▶ **AIM OF THE EXERCISE**:
What number of lines in the material contain the word "comparing"? Give that number alone.

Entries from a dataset

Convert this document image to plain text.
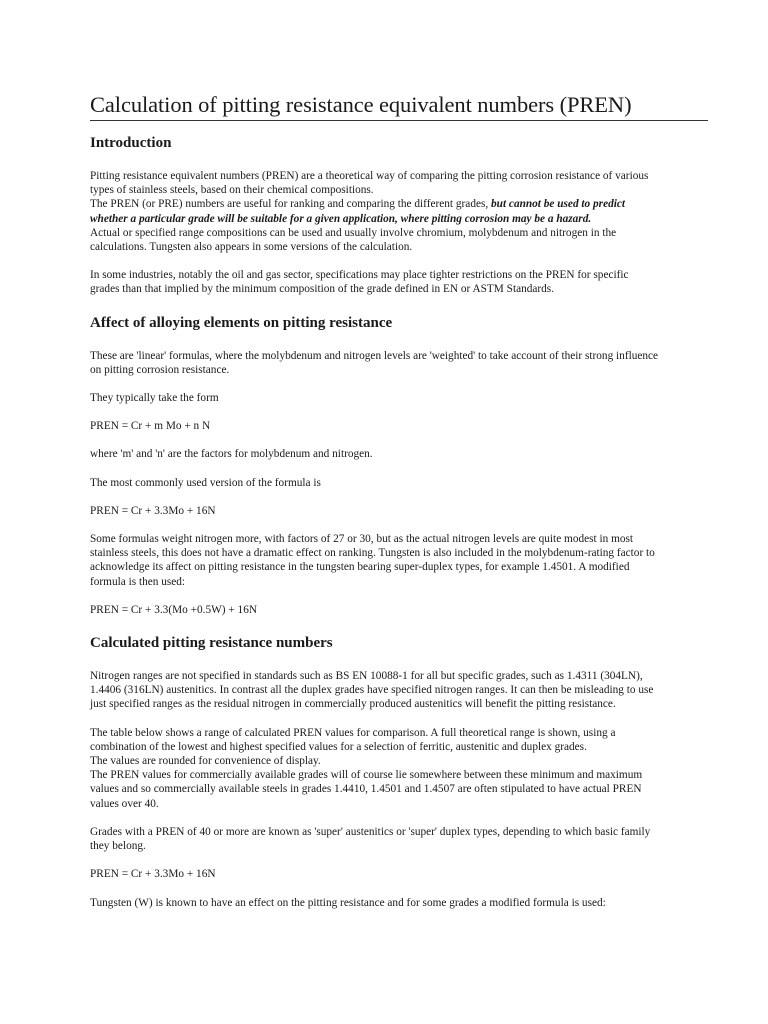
Calculation of pitting resistance equivalent numbers (PREN)
Introduction

Pitting resistance equivalent numbers (PREN) are a theoretical way of comparing the pitting corrosion resistance of various types of stainless steels, based on their chemical compositions.

The PREN (or PRE) numbers are useful for ranking and comparing the different grades, but cannot be used to predict whether a particular grade will be suitable for a given application, where pitting corrosion may be a hazard.

Actual or specified range compositions can be used and usually involve chromium, molybdenum and nitrogen in the calculations. Tungsten also appears in some versions of the calculation.

In some industries, notably the oil and gas sector, specifications may place tighter restrictions on the PREN for specific grades than that implied by the minimum composition of the grade defined in EN or ASTM Standards.

Affect of alloying elements on pitting resistance

These are 'linear' formulas, where the molybdenum and nitrogen levels are 'weighted' to take account of their strong influence on pitting corrosion resistance.

They typically take the form

PREN = Cr + m Mo + n N

where 'm' and 'n' are the factors for molybdenum and nitrogen.

The most commonly used version of the formula is

PREN = Cr + 3.3Mo + 16N

Some formulas weight nitrogen more, with factors of 27 or 30, but as the actual nitrogen levels are quite modest in most stainless steels, this does not have a dramatic effect on ranking. Tungsten is also included in the molybdenum-rating factor to acknowledge its affect on pitting resistance in the tungsten bearing super-duplex types, for example 1.4501. A modified formula is then used:

PREN = Cr + 3.3(Mo +0.5W) + 16N

Calculated pitting resistance numbers

Nitrogen ranges are not specified in standards such as BS EN 10088-1 for all but specific grades, such as 1.4311 (304LN), 1.4406 (316LN) austenitics. In contrast all the duplex grades have specified nitrogen ranges. It can then be misleading to use just specified ranges as the residual nitrogen in commercially produced austenitics will benefit the pitting resistance.

The table below shows a range of calculated PREN values for comparison. A full theoretical range is shown, using a combination of the lowest and highest specified values for a selection of ferritic, austenitic and duplex grades.

The values are rounded for convenience of display.

The PREN values for commercially available grades will of course lie somewhere between these minimum and maximum values and so commercially available steels in grades 1.4410, 1.4501 and 1.4507 are often stipulated to have actual PREN values over 40.

Grades with a PREN of 40 or more are known as 'super' austenitics or 'super' duplex types, depending to which basic family they belong.

PREN = Cr + 3.3Mo + 16N

Tungsten (W) is known to have an effect on the pitting resistance and for some grades a modified formula is used:
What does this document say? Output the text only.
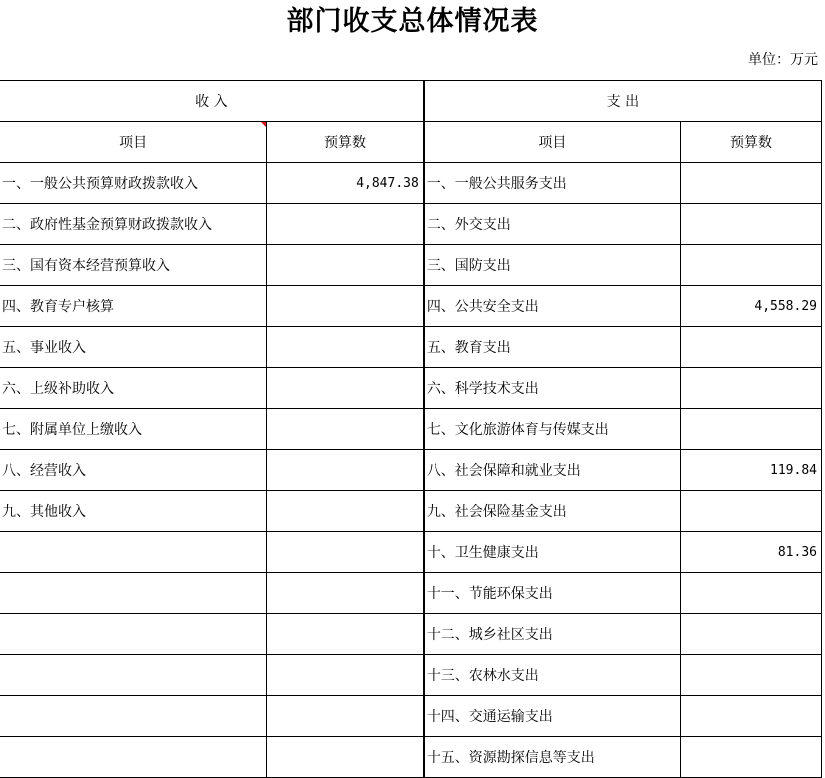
部门收支总体情况表
单位：万元
收 入		支 出	
项目	预算数	项目	预算数
一、一般公共预算财政拨款收入	4,847.38	一、一般公共服务支出	
二、政府性基金预算财政拨款收入		二、外交支出	
三、国有资本经营预算收入		三、国防支出	
四、教育专户核算		四、公共安全支出	4,558.29
五、事业收入		五、教育支出	
六、上级补助收入		六、科学技术支出	
七、附属单位上缴收入		七、文化旅游体育与传媒支出	
八、经营收入		八、社会保障和就业支出	119.84
九、其他收入		九、社会保险基金支出	
		十、卫生健康支出	81.36
		十一、节能环保支出	
		十二、城乡社区支出	
		十三、农林水支出	
		十四、交通运输支出	
		十五、资源勘探信息等支出	
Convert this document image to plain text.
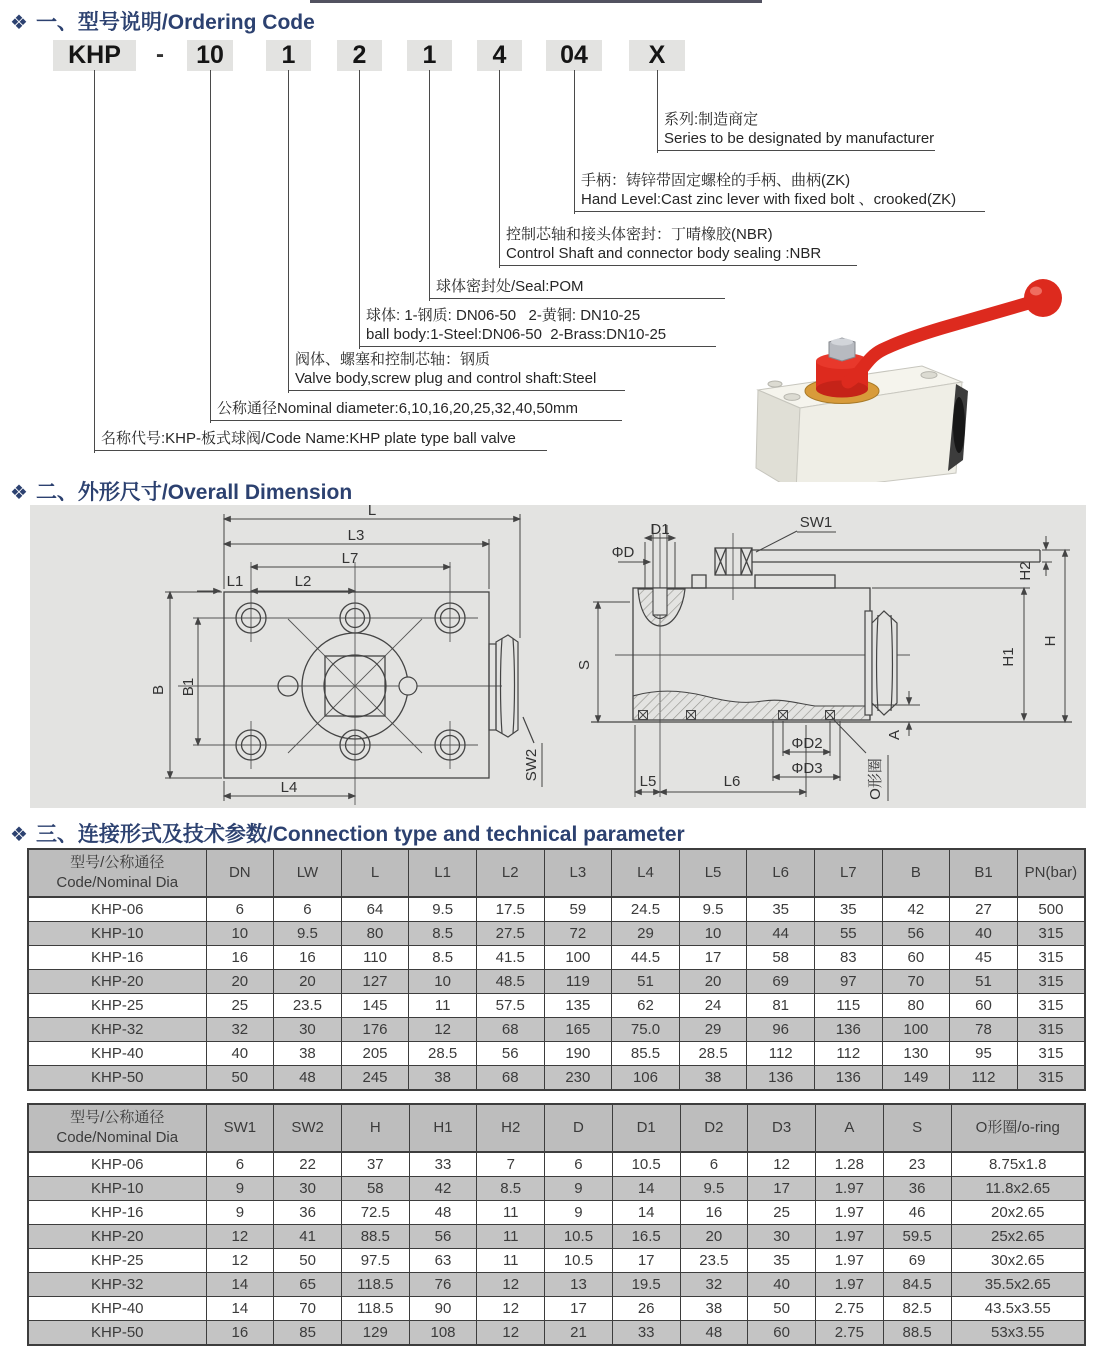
❖ 一、型号说明/Ordering Code
KHP	-	10	1	2	1	4	04	X
系列:制造商定
Series to be designated by manufacturer
手柄：铸锌带固定螺栓的手柄、曲柄(ZK)
Hand Level:Cast zinc lever with fixed bolt 、crooked(ZK)
控制芯轴和接头体密封：丁晴橡胶(NBR)
Control Shaft and connector body sealing :NBR
球体密封处/Seal:POM
球体: 1-钢质: DN06-50   2-黄铜: DN10-25
ball body:1-Steel:DN06-50  2-Brass:DN10-25
阀体、螺塞和控制芯轴：钢质
Valve body,screw plug and control shaft:Steel
公称通径Nominal diameter:6,10,16,20,25,32,40,50mm
名称代号:KHP-板式球阀/Code Name:KHP plate type ball valve
❖ 二、外形尺寸/Overall Dimension
L
L3
L7
L1	L2
B B1
L4
SW2
D1
ΦD
SW1
H2
S	H1
H
ΦD2
ΦD3
A
L5	L6	O形圈
❖ 三、连接形式及技术参数/Connection type and technical parameter
型号/公称通径
Code/Nominal Dia	DN	LW	L	L1	L2	L3	L4	L5	L6	L7	B	B1	PN(bar)
KHP-06	6	6	64	9.5	17.5	59	24.5	9.5	35	35	42	27	500
KHP-10	10	9.5	80	8.5	27.5	72	29	10	44	55	56	40	315
KHP-16	16	16	110	8.5	41.5	100	44.5	17	58	83	60	45	315
KHP-20	20	20	127	10	48.5	119	51	20	69	97	70	51	315
KHP-25	25	23.5	145	11	57.5	135	62	24	81	115	80	60	315
KHP-32	32	30	176	12	68	165	75.0	29	96	136	100	78	315
KHP-40	40	38	205	28.5	56	190	85.5	28.5	112	112	130	95	315
KHP-50	50	48	245	38	68	230	106	38	136	136	149	112	315
型号/公称通径
Code/Nominal Dia	SW1	SW2	H	H1	H2	D	D1	D2	D3	A	S	O形圈/o-ring
KHP-06	6	22	37	33	7	6	10.5	6	12	1.28	23	8.75x1.8
KHP-10	9	30	58	42	8.5	9	14	9.5	17	1.97	36	11.8x2.65
KHP-16	9	36	72.5	48	11	9	14	16	25	1.97	46	20x2.65
KHP-20	12	41	88.5	56	11	10.5	16.5	20	30	1.97	59.5	25x2.65
KHP-25	12	50	97.5	63	11	10.5	17	23.5	35	1.97	69	30x2.65
KHP-32	14	65	118.5	76	12	13	19.5	32	40	1.97	84.5	35.5x2.65
KHP-40	14	70	118.5	90	12	17	26	38	50	2.75	82.5	43.5x3.55
KHP-50	16	85	129	108	12	21	33	48	60	2.75	88.5	53x3.55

▶ **TASK RESPONSE**:
2